• Aim
Scan the data. Collect each line that contains the word "range".

-*-

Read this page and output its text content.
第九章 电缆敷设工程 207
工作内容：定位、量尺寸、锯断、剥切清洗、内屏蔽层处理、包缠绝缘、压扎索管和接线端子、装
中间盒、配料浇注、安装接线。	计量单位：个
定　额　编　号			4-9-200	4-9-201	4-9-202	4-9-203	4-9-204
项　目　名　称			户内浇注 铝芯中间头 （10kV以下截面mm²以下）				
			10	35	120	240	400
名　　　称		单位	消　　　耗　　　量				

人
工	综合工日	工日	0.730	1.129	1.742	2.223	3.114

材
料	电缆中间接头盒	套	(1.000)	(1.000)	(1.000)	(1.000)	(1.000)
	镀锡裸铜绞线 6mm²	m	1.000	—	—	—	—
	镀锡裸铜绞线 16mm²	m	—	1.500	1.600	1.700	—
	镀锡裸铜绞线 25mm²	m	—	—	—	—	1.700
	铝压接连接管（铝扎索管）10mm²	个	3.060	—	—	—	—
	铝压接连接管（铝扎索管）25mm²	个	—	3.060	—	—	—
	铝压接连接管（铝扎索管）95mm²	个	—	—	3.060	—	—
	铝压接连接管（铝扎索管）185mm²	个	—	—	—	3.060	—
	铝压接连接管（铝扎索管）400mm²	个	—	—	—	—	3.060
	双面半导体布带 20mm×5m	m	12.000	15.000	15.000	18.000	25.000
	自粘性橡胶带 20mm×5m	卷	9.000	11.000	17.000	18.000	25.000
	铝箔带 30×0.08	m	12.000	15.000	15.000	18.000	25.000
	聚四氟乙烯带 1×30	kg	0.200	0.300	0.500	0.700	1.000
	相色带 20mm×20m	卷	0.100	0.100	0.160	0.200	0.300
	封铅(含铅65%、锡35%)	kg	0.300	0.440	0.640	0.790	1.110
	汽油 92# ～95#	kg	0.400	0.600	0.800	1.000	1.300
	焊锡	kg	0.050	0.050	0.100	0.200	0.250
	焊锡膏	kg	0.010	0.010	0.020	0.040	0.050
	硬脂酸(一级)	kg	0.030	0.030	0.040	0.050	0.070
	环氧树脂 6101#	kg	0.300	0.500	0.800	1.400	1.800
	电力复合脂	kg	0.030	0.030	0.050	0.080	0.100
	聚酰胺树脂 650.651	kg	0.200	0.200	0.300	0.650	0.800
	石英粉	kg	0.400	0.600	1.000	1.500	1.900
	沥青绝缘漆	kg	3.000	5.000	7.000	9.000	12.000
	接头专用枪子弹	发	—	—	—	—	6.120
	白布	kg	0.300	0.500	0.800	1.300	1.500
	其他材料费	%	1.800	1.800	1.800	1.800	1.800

-*-

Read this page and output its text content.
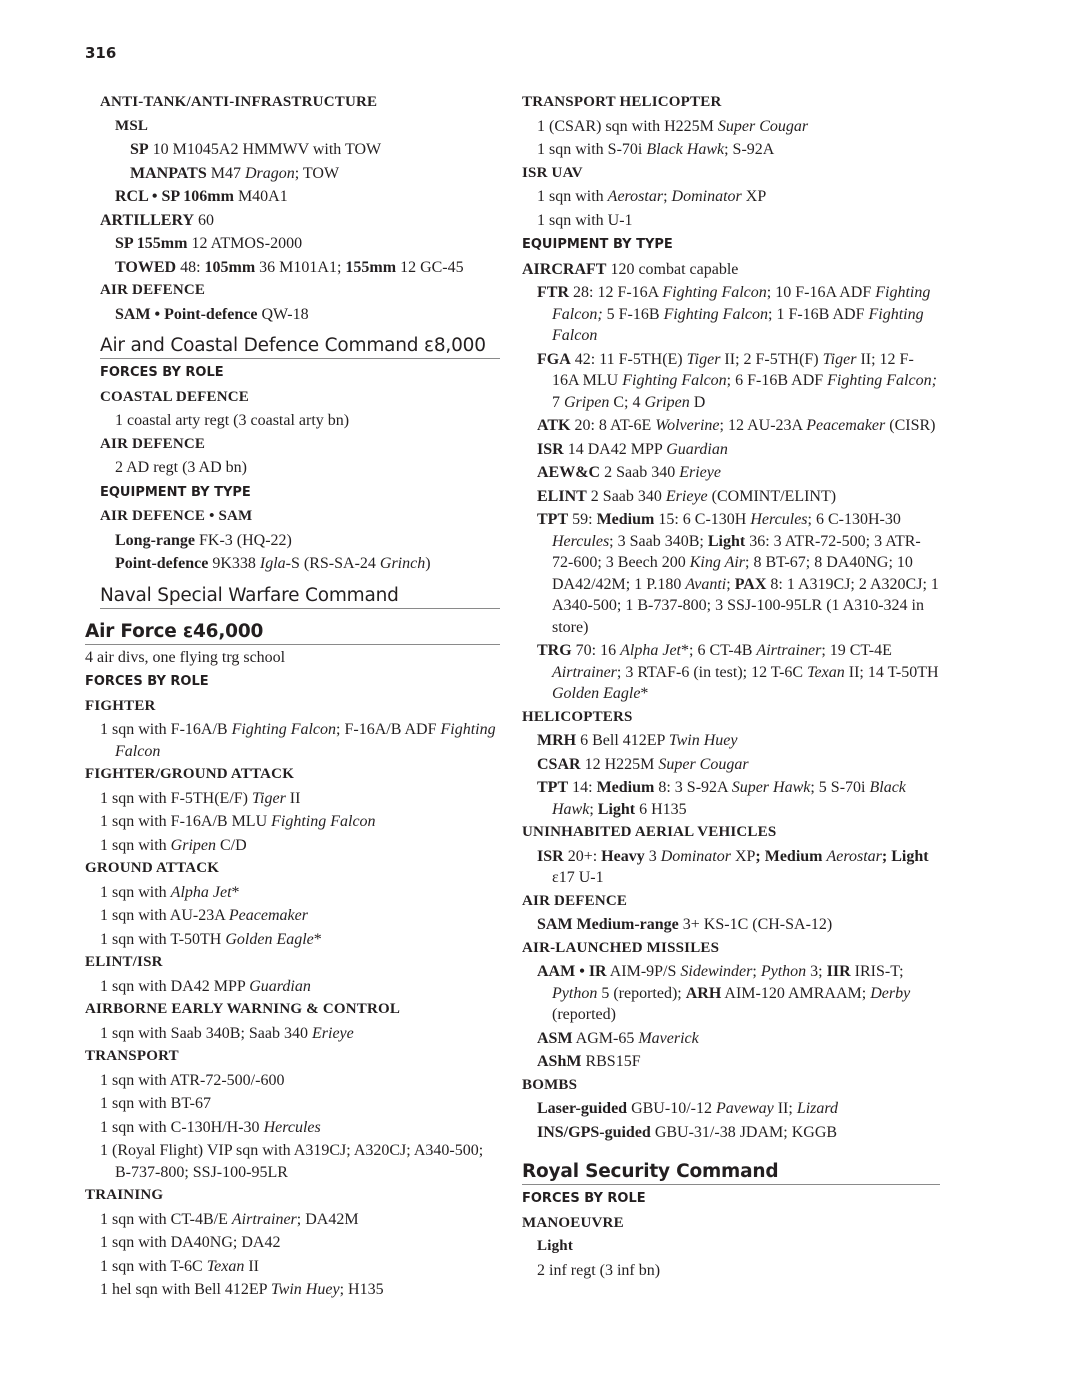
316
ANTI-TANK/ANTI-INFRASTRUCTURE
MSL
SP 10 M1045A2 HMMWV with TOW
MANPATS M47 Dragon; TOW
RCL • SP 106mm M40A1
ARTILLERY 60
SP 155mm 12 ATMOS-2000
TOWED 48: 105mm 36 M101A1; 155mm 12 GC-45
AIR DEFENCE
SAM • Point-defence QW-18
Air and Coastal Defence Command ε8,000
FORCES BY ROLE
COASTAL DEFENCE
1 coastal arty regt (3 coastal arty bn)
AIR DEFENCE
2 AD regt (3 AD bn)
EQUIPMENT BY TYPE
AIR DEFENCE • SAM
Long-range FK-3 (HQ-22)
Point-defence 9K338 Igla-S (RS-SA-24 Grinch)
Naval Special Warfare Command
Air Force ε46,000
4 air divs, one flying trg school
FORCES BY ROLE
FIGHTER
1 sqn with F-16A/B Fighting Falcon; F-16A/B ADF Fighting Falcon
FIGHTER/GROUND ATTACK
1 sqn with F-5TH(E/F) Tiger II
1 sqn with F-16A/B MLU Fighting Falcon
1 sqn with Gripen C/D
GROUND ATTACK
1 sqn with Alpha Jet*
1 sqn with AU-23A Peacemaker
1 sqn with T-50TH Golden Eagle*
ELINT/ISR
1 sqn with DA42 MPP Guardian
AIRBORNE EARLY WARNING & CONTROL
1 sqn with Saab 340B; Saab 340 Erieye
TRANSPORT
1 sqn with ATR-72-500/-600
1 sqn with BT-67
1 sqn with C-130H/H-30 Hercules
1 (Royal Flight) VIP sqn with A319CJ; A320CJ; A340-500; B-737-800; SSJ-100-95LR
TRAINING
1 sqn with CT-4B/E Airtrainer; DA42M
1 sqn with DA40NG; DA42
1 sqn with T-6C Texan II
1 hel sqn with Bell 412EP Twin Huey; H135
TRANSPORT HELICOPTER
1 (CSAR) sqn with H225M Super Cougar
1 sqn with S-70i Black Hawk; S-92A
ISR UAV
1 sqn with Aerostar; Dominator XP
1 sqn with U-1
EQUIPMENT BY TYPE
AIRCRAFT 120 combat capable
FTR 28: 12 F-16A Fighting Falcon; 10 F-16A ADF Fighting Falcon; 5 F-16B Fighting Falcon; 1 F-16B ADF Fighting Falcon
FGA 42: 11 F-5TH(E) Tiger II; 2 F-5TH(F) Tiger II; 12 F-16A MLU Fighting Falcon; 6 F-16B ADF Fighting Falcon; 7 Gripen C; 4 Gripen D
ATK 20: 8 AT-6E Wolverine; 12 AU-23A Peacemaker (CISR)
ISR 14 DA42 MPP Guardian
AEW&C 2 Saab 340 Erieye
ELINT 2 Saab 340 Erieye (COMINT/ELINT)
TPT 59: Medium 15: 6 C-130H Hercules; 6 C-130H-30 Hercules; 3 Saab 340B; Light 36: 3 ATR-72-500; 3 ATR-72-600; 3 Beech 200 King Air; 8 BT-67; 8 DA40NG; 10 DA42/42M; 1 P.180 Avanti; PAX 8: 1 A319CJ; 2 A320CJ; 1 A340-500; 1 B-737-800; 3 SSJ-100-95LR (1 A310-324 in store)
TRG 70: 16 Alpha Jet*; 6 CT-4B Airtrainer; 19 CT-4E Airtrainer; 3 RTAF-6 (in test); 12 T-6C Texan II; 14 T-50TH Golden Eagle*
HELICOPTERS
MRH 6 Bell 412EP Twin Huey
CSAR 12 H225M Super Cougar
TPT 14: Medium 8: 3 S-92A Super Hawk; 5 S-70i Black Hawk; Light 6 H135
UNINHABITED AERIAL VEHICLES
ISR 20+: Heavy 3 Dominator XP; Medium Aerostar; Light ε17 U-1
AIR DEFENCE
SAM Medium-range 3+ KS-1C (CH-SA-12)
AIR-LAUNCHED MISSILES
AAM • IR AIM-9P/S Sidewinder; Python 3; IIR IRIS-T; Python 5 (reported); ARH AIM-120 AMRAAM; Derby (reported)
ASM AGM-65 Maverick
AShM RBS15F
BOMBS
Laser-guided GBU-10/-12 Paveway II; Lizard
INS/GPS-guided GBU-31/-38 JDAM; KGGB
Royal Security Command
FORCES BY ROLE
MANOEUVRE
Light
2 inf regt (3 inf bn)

-*-

• Task result
Long-range FK-3 (HQ-22)
SAM Medium-range 3+ KS-1C (CH-SA-12)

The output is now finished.